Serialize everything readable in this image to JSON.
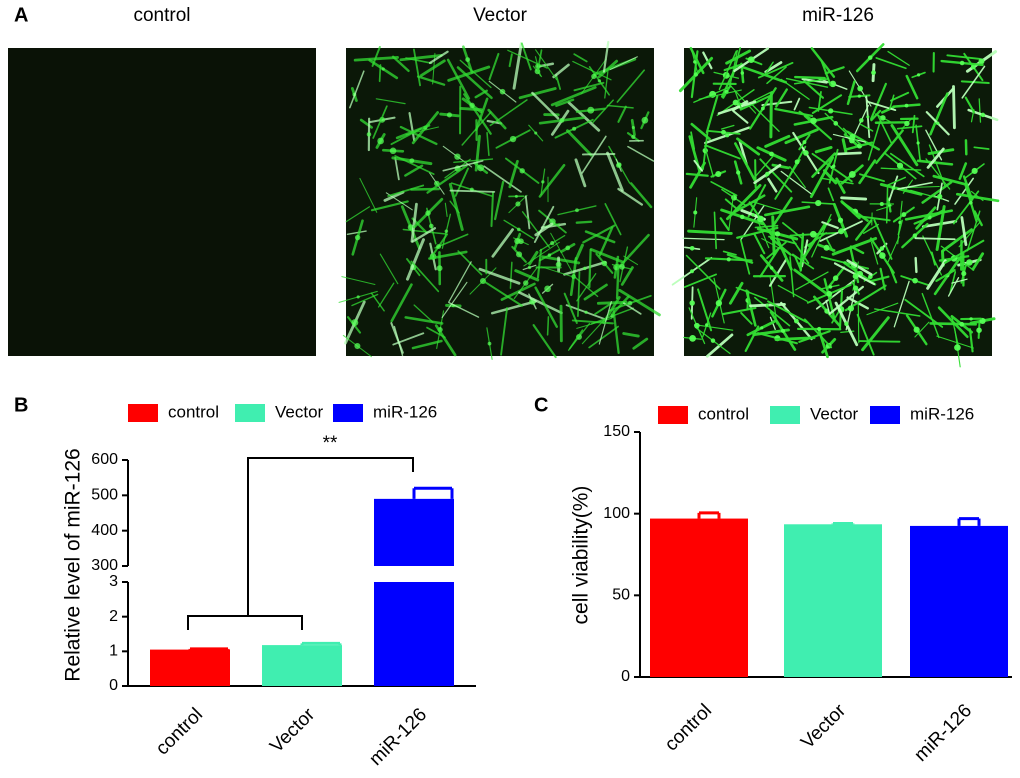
{
  "panel_a": {
    "label": "A",
    "images": [
      {
        "title": "control"
      },
      {
        "title": "Vector"
      },
      {
        "title": "miR-126"
      }
    ]
  },
  "chart_data": [
    {
      "type": "broken-bar",
      "panel_label": "B",
      "y_label": "Relative  level of miR-126",
      "categories": [
        "control",
        "Vector",
        "miR-126"
      ],
      "values": [
        1.05,
        1.18,
        490
      ],
      "errors": [
        0.02,
        0.05,
        30
      ],
      "colors": [
        "#ff0000",
        "#40eeb0",
        "#0000ff"
      ],
      "ylim_lower": [
        0,
        3
      ],
      "yticks_lower": [
        0,
        1,
        2,
        3
      ],
      "ylim_upper": [
        300,
        600
      ],
      "yticks_upper": [
        300,
        400,
        500,
        600
      ],
      "annotation": "**"
    },
    {
      "type": "bar",
      "panel_label": "C",
      "y_label": "cell viability(%)",
      "categories": [
        "control",
        "Vector",
        "miR-126"
      ],
      "values": [
        97,
        93.5,
        92.5
      ],
      "errors": [
        3.5,
        0.5,
        4.5
      ],
      "colors": [
        "#ff0000",
        "#40eeb0",
        "#0000ff"
      ],
      "ylim": [
        0,
        150
      ],
      "yticks": [
        0,
        50,
        100,
        150
      ]
    }
  ]
}
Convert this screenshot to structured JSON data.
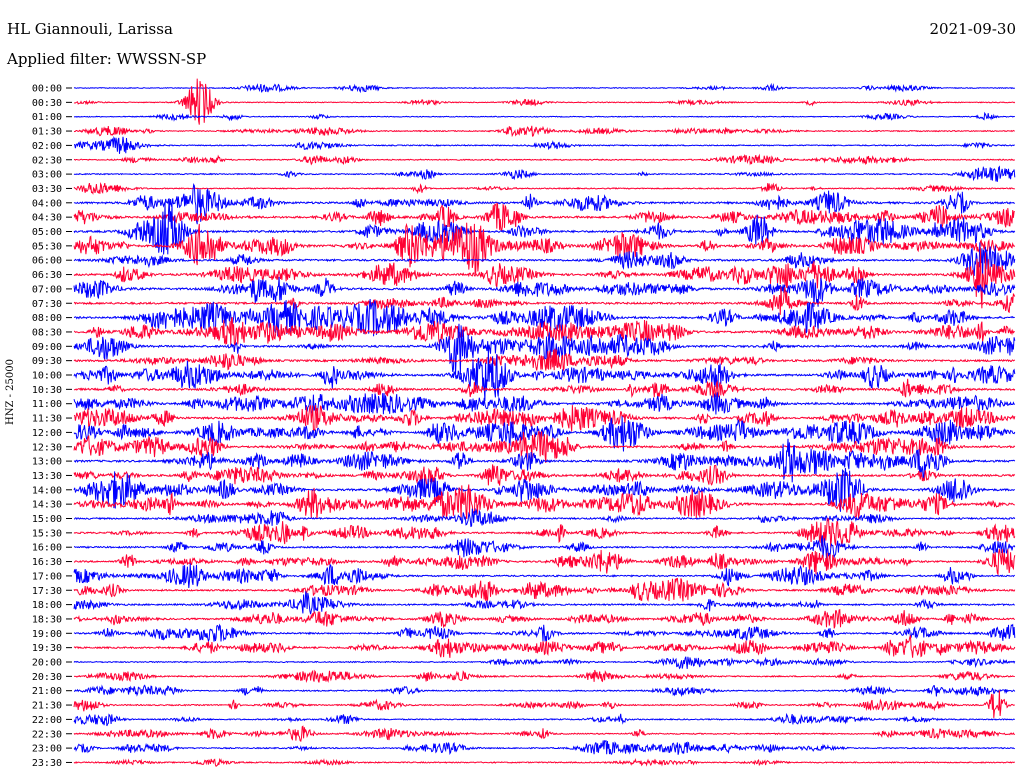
{
  "header": {
    "station": "HL Giannouli, Larissa",
    "date": "2021-09-30",
    "filter": "Applied filter: WWSSN-SP"
  },
  "chart_data": {
    "type": "line",
    "ylabel": "HNZ - 25000",
    "colors": [
      "#0000ff",
      "#ff0033"
    ],
    "rows": [
      "00:00",
      "00:30",
      "01:00",
      "01:30",
      "02:00",
      "02:30",
      "03:00",
      "03:30",
      "04:00",
      "04:30",
      "05:00",
      "05:30",
      "06:00",
      "06:30",
      "07:00",
      "07:30",
      "08:00",
      "08:30",
      "09:00",
      "09:30",
      "10:00",
      "10:30",
      "11:00",
      "11:30",
      "12:00",
      "12:30",
      "13:00",
      "13:30",
      "14:00",
      "14:30",
      "15:00",
      "15:30",
      "16:00",
      "16:30",
      "17:00",
      "17:30",
      "18:00",
      "18:30",
      "19:00",
      "19:30",
      "20:00",
      "20:30",
      "21:00",
      "21:30",
      "22:00",
      "22:30",
      "23:00",
      "23:30"
    ],
    "grid": false
  }
}
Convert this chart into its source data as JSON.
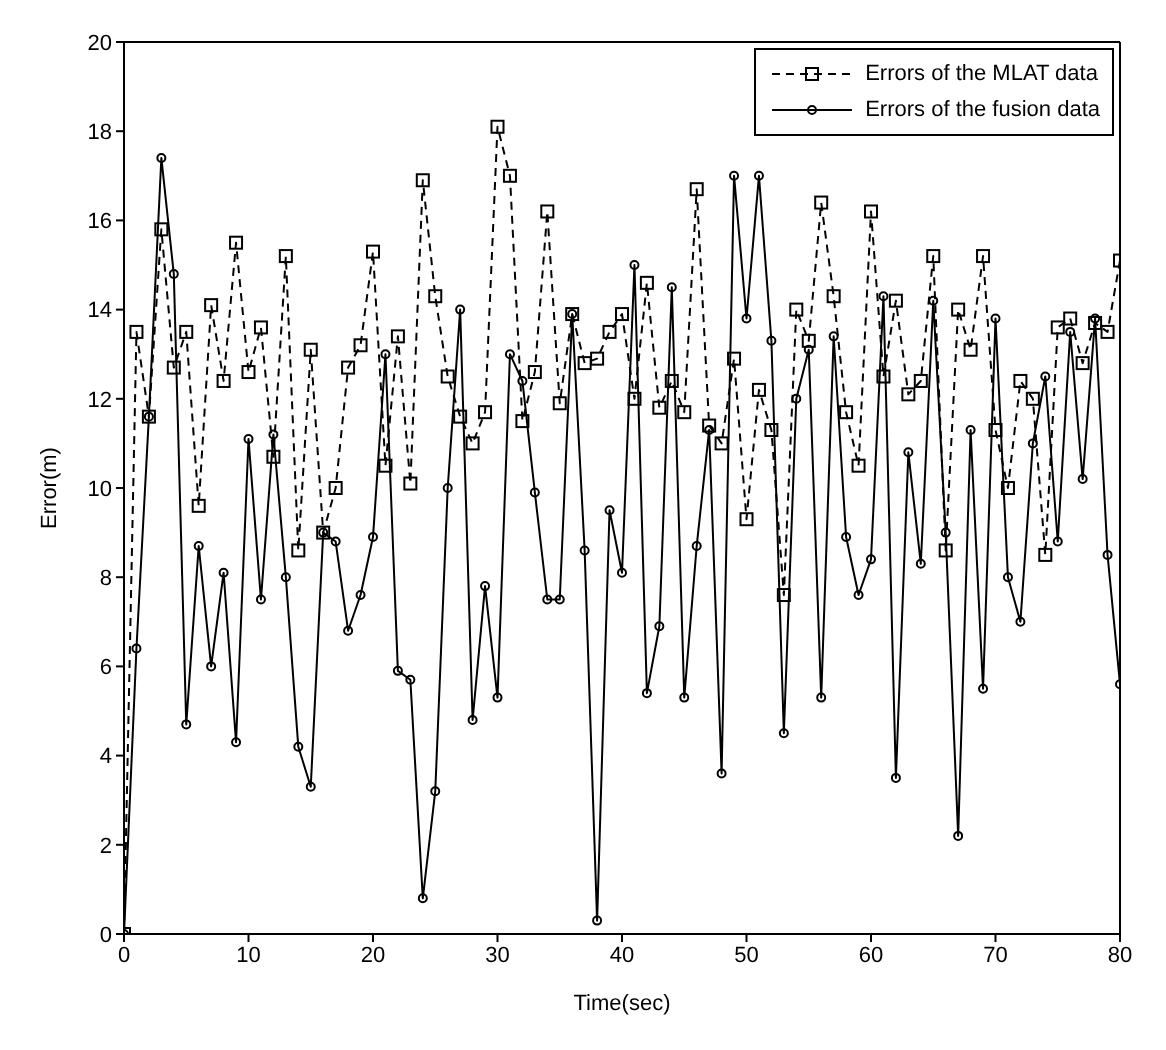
{
  "chart_data": {
    "type": "line",
    "xlabel": "Time(sec)",
    "ylabel": "Error(m)",
    "x": [
      0,
      1,
      2,
      3,
      4,
      5,
      6,
      7,
      8,
      9,
      10,
      11,
      12,
      13,
      14,
      15,
      16,
      17,
      18,
      19,
      20,
      21,
      22,
      23,
      24,
      25,
      26,
      27,
      28,
      29,
      30,
      31,
      32,
      33,
      34,
      35,
      36,
      37,
      38,
      39,
      40,
      41,
      42,
      43,
      44,
      45,
      46,
      47,
      48,
      49,
      50,
      51,
      52,
      53,
      54,
      55,
      56,
      57,
      58,
      59,
      60,
      61,
      62,
      63,
      64,
      65,
      66,
      67,
      68,
      69,
      70,
      71,
      72,
      73,
      74,
      75,
      76,
      77,
      78,
      79,
      80
    ],
    "series": [
      {
        "name": "Errors of the MLAT data",
        "color": "#000000",
        "line_style": "dashed",
        "marker": "square",
        "values": [
          0,
          13.5,
          11.6,
          15.8,
          12.7,
          13.5,
          9.6,
          14.1,
          12.4,
          15.5,
          12.6,
          13.6,
          10.7,
          15.2,
          8.6,
          13.1,
          9.0,
          10.0,
          12.7,
          13.2,
          15.3,
          10.5,
          13.4,
          10.1,
          16.9,
          14.3,
          12.5,
          11.6,
          11.0,
          11.7,
          18.1,
          17.0,
          11.5,
          12.6,
          16.2,
          11.9,
          13.9,
          12.8,
          12.9,
          13.5,
          13.9,
          12.0,
          14.6,
          11.8,
          12.4,
          11.7,
          16.7,
          11.4,
          11.0,
          12.9,
          9.3,
          12.2,
          11.3,
          7.6,
          14.0,
          13.3,
          16.4,
          14.3,
          11.7,
          10.5,
          16.2,
          12.5,
          14.2,
          12.1,
          12.4,
          15.2,
          8.6,
          14.0,
          13.1,
          15.2,
          11.3,
          10.0,
          12.4,
          12.0,
          8.5,
          13.6,
          13.8,
          12.8,
          13.7,
          13.5,
          15.1
        ]
      },
      {
        "name": "Errors of the fusion data",
        "color": "#000000",
        "line_style": "solid",
        "marker": "circle",
        "values": [
          0,
          6.4,
          11.6,
          17.4,
          14.8,
          4.7,
          8.7,
          6.0,
          8.1,
          4.3,
          11.1,
          7.5,
          11.2,
          8.0,
          4.2,
          3.3,
          9.0,
          8.8,
          6.8,
          7.6,
          8.9,
          13.0,
          5.9,
          5.7,
          0.8,
          3.2,
          10.0,
          14.0,
          4.8,
          7.8,
          5.3,
          13.0,
          12.4,
          9.9,
          7.5,
          7.5,
          13.9,
          8.6,
          0.3,
          9.5,
          8.1,
          15.0,
          5.4,
          6.9,
          14.5,
          5.3,
          8.7,
          11.3,
          3.6,
          17.0,
          13.8,
          17.0,
          13.3,
          4.5,
          12.0,
          13.1,
          5.3,
          13.4,
          8.9,
          7.6,
          8.4,
          14.3,
          3.5,
          10.8,
          8.3,
          14.2,
          9.0,
          2.2,
          11.3,
          5.5,
          13.8,
          8.0,
          7.0,
          11.0,
          12.5,
          8.8,
          13.5,
          10.2,
          13.8,
          8.5,
          5.6
        ]
      }
    ],
    "xlim": [
      0,
      80
    ],
    "xticks": [
      0,
      10,
      20,
      30,
      40,
      50,
      60,
      70,
      80
    ],
    "ylim": [
      0,
      20
    ],
    "yticks": [
      0,
      2,
      4,
      6,
      8,
      10,
      12,
      14,
      16,
      18,
      20
    ],
    "grid": false,
    "legend": "top right"
  }
}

........

## TASK TO CARRY OUT
The records above are to be quoted exactly, with all pictures left out.

## TASK OUTPUT
Serialize everything readable in this image to JSON.
{
  "panel_a": {
    "label": "A",
    "images": [
      {
        "title": "control"
      },
      {
        "title": "Vector"
      },
      {
        "title": "miR-126"
      }
    ]
  },
  "chart_data": [
    {
      "type": "broken-bar",
      "panel_label": "B",
      "y_label": "Relative  level of miR-126",
      "categories": [
        "control",
        "Vector",
        "miR-126"
      ],
      "values": [
        1.05,
        1.18,
        490
      ],
      "errors": [
        0.02,
        0.05,
        30
      ],
      "colors": [
        "#ff0000",
        "#40eeb0",
        "#0000ff"
      ],
      "ylim_lower": [
        0,
        3
      ],
      "yticks_lower": [
        0,
        1,
        2,
        3
      ],
      "ylim_upper": [
        300,
        600
      ],
      "yticks_upper": [
        300,
        400,
        500,
        600
      ],
      "annotation": "**"
    },
    {
      "type": "bar",
      "panel_label": "C",
      "y_label": "cell viability(%)",
      "categories": [
        "control",
        "Vector",
        "miR-126"
      ],
      "values": [
        97,
        93.5,
        92.5
      ],
      "errors": [
        3.5,
        0.5,
        4.5
      ],
      "colors": [
        "#ff0000",
        "#40eeb0",
        "#0000ff"
      ],
      "ylim": [
        0,
        150
      ],
      "yticks": [
        0,
        50,
        100,
        150
      ]
    }
  ]
}
Convert this screenshot to structured JSON data.
{
  "header": {
    "station": "HL Giannouli, Larissa",
    "date": "2021-09-30",
    "filter": "Applied filter: WWSSN-SP"
  },
  "chart_data": {
    "type": "line",
    "ylabel": "HNZ - 25000",
    "colors": [
      "#0000ff",
      "#ff0033"
    ],
    "rows": [
      "00:00",
      "00:30",
      "01:00",
      "01:30",
      "02:00",
      "02:30",
      "03:00",
      "03:30",
      "04:00",
      "04:30",
      "05:00",
      "05:30",
      "06:00",
      "06:30",
      "07:00",
      "07:30",
      "08:00",
      "08:30",
      "09:00",
      "09:30",
      "10:00",
      "10:30",
      "11:00",
      "11:30",
      "12:00",
      "12:30",
      "13:00",
      "13:30",
      "14:00",
      "14:30",
      "15:00",
      "15:30",
      "16:00",
      "16:30",
      "17:00",
      "17:30",
      "18:00",
      "18:30",
      "19:00",
      "19:30",
      "20:00",
      "20:30",
      "21:00",
      "21:30",
      "22:00",
      "22:30",
      "23:00",
      "23:30"
    ],
    "grid": false
  }
}
Convert this chart into its source data as JSON.
{
  "chart_data": {
    "type": "line",
    "xlabel": "Time(sec)",
    "ylabel": "Error(m)",
    "x": [
      0,
      1,
      2,
      3,
      4,
      5,
      6,
      7,
      8,
      9,
      10,
      11,
      12,
      13,
      14,
      15,
      16,
      17,
      18,
      19,
      20,
      21,
      22,
      23,
      24,
      25,
      26,
      27,
      28,
      29,
      30,
      31,
      32,
      33,
      34,
      35,
      36,
      37,
      38,
      39,
      40,
      41,
      42,
      43,
      44,
      45,
      46,
      47,
      48,
      49,
      50,
      51,
      52,
      53,
      54,
      55,
      56,
      57,
      58,
      59,
      60,
      61,
      62,
      63,
      64,
      65,
      66,
      67,
      68,
      69,
      70,
      71,
      72,
      73,
      74,
      75,
      76,
      77,
      78,
      79,
      80
    ],
    "series": [
      {
        "name": "Errors of the MLAT data",
        "color": "#000000",
        "line_style": "dashed",
        "marker": "square",
        "values": [
          0,
          13.5,
          11.6,
          15.8,
          12.7,
          13.5,
          9.6,
          14.1,
          12.4,
          15.5,
          12.6,
          13.6,
          10.7,
          15.2,
          8.6,
          13.1,
          9.0,
          10.0,
          12.7,
          13.2,
          15.3,
          10.5,
          13.4,
          10.1,
          16.9,
          14.3,
          12.5,
          11.6,
          11.0,
          11.7,
          18.1,
          17.0,
          11.5,
          12.6,
          16.2,
          11.9,
          13.9,
          12.8,
          12.9,
          13.5,
          13.9,
          12.0,
          14.6,
          11.8,
          12.4,
          11.7,
          16.7,
          11.4,
          11.0,
          12.9,
          9.3,
          12.2,
          11.3,
          7.6,
          14.0,
          13.3,
          16.4,
          14.3,
          11.7,
          10.5,
          16.2,
          12.5,
          14.2,
          12.1,
          12.4,
          15.2,
          8.6,
          14.0,
          13.1,
          15.2,
          11.3,
          10.0,
          12.4,
          12.0,
          8.5,
          13.6,
          13.8,
          12.8,
          13.7,
          13.5,
          15.1
        ]
      },
      {
        "name": "Errors of the fusion data",
        "color": "#000000",
        "line_style": "solid",
        "marker": "circle",
        "values": [
          0,
          6.4,
          11.6,
          17.4,
          14.8,
          4.7,
          8.7,
          6.0,
          8.1,
          4.3,
          11.1,
          7.5,
          11.2,
          8.0,
          4.2,
          3.3,
          9.0,
          8.8,
          6.8,
          7.6,
          8.9,
          13.0,
          5.9,
          5.7,
          0.8,
          3.2,
          10.0,
          14.0,
          4.8,
          7.8,
          5.3,
          13.0,
          12.4,
          9.9,
          7.5,
          7.5,
          13.9,
          8.6,
          0.3,
          9.5,
          8.1,
          15.0,
          5.4,
          6.9,
          14.5,
          5.3,
          8.7,
          11.3,
          3.6,
          17.0,
          13.8,
          17.0,
          13.3,
          4.5,
          12.0,
          13.1,
          5.3,
          13.4,
          8.9,
          7.6,
          8.4,
          14.3,
          3.5,
          10.8,
          8.3,
          14.2,
          9.0,
          2.2,
          11.3,
          5.5,
          13.8,
          8.0,
          7.0,
          11.0,
          12.5,
          8.8,
          13.5,
          10.2,
          13.8,
          8.5,
          5.6
        ]
      }
    ],
    "xlim": [
      0,
      80
    ],
    "xticks": [
      0,
      10,
      20,
      30,
      40,
      50,
      60,
      70,
      80
    ],
    "ylim": [
      0,
      20
    ],
    "yticks": [
      0,
      2,
      4,
      6,
      8,
      10,
      12,
      14,
      16,
      18,
      20
    ],
    "grid": false,
    "legend": "top right"
  }
}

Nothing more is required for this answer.